Stored entries
++++++++
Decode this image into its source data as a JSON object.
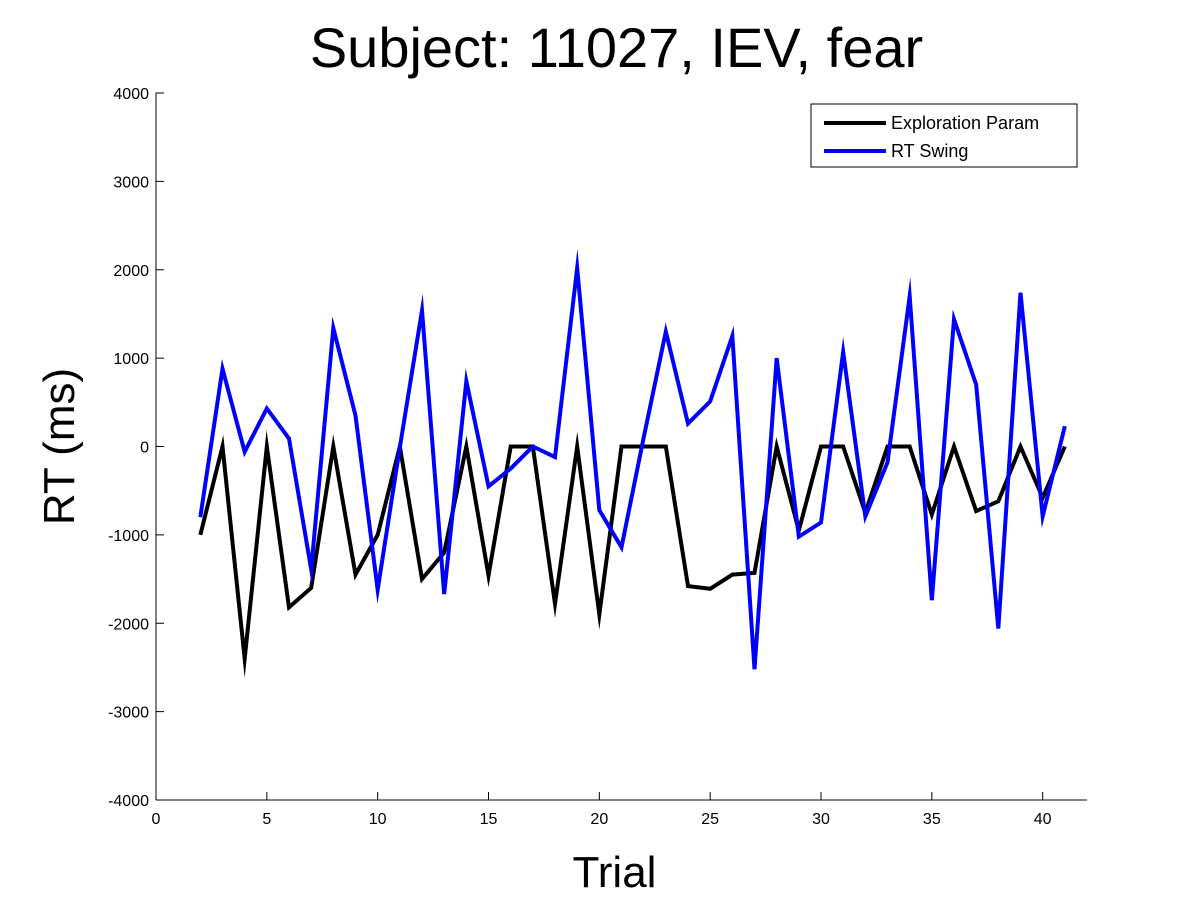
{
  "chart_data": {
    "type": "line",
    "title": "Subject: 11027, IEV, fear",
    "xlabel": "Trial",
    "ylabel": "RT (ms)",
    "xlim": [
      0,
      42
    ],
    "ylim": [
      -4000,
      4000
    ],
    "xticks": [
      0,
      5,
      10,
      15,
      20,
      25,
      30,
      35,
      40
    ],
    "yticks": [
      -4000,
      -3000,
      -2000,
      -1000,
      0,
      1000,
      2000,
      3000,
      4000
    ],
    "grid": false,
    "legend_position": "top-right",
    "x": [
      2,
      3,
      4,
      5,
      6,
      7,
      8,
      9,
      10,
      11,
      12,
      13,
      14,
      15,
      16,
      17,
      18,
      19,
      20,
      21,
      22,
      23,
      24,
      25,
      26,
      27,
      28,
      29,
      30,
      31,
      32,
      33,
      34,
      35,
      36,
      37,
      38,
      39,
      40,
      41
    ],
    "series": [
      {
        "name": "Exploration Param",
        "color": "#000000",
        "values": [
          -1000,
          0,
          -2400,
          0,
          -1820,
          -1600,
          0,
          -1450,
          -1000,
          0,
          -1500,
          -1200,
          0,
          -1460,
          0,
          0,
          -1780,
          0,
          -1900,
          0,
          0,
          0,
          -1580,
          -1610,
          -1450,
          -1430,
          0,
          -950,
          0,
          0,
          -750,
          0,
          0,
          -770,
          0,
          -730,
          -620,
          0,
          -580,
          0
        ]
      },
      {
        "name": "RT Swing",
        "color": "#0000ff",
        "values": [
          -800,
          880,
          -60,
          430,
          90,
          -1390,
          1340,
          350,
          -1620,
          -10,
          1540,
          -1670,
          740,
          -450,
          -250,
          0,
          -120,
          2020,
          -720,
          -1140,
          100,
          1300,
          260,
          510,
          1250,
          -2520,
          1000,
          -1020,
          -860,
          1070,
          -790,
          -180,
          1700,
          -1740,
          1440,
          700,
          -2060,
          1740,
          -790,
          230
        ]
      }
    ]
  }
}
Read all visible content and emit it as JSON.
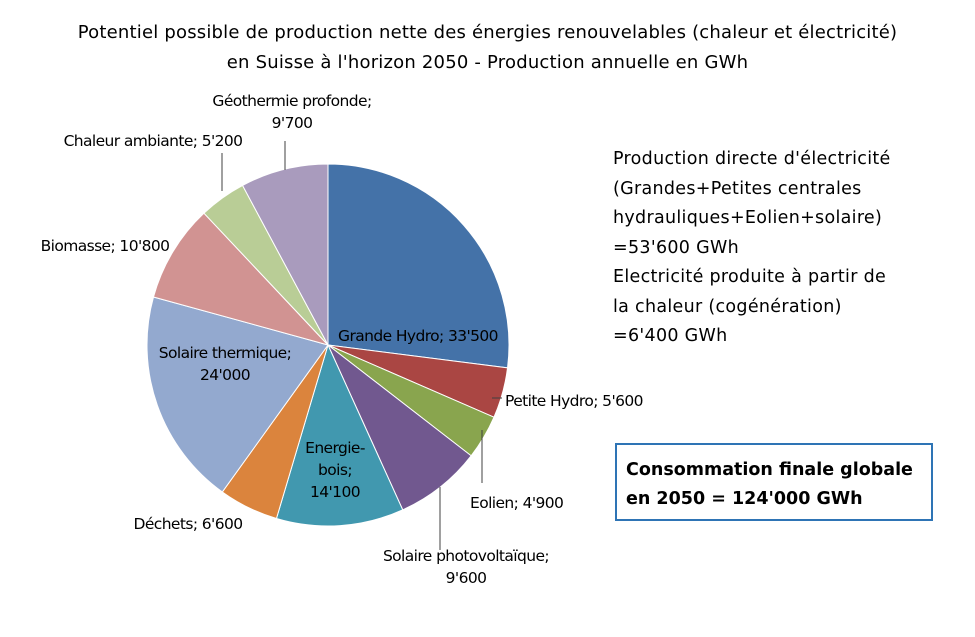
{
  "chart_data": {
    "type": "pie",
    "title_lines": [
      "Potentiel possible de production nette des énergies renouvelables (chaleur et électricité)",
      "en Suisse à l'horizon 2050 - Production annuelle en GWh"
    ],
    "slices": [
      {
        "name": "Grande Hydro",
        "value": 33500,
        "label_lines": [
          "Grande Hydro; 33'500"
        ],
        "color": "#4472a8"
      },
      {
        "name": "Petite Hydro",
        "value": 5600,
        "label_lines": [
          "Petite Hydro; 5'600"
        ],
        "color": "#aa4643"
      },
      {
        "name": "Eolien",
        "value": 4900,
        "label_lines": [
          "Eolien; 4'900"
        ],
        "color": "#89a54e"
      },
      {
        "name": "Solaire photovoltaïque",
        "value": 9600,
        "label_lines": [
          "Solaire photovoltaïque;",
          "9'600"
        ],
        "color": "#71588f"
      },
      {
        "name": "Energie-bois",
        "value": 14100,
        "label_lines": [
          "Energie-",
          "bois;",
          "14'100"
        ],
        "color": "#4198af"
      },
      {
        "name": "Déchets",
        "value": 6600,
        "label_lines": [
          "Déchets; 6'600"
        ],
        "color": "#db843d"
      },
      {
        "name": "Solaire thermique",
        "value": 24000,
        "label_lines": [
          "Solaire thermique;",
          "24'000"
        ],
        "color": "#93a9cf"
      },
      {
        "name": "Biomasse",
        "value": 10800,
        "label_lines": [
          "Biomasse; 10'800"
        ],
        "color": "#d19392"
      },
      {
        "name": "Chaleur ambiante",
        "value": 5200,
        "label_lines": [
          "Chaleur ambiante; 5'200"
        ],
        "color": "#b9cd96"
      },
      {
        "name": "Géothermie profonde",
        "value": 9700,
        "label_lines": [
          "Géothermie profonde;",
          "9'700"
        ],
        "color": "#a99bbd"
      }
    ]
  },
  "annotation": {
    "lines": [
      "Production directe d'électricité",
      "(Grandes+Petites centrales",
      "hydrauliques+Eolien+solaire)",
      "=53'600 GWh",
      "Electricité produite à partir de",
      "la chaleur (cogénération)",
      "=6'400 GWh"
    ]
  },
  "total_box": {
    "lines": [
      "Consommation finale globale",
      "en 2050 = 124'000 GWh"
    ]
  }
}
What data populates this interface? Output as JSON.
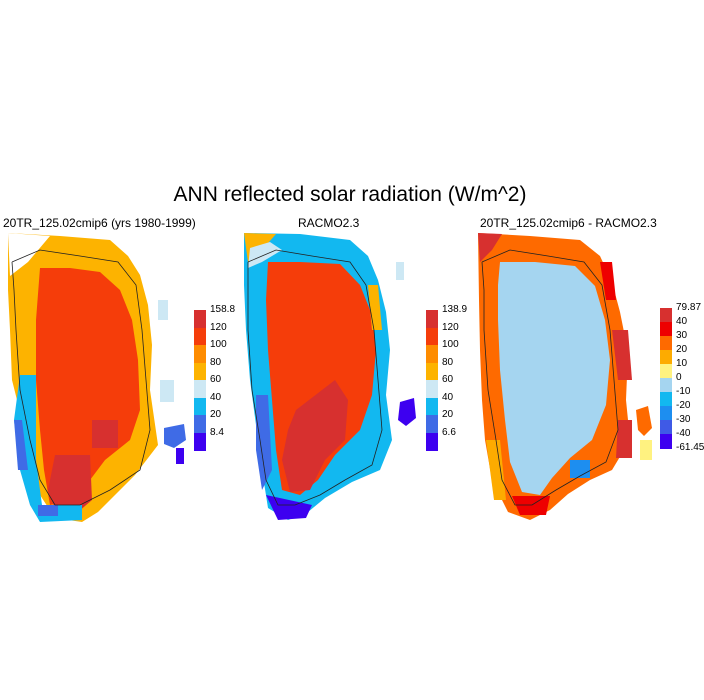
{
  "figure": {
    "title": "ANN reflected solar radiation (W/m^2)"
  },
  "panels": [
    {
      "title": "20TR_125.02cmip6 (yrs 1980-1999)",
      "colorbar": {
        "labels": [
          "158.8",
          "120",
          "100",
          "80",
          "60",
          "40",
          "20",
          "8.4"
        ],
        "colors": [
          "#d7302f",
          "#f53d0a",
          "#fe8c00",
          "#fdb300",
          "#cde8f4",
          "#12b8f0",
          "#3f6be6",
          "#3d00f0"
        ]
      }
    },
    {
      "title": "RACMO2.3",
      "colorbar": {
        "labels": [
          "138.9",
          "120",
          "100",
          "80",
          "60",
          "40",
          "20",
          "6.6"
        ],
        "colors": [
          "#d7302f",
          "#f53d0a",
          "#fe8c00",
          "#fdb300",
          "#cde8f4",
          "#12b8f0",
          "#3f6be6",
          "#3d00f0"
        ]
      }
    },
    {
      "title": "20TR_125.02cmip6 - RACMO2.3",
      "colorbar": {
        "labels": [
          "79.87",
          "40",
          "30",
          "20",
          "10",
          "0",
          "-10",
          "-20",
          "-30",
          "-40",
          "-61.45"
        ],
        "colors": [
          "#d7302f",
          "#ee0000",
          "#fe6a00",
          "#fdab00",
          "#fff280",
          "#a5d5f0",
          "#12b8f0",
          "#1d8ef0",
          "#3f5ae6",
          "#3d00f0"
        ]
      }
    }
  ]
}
++++++++
From the listing above, pick out each line where the word "ambiante" appears.

RESULT:
        "name": "Chaleur ambiante",
          "Chaleur ambiante; 5'200"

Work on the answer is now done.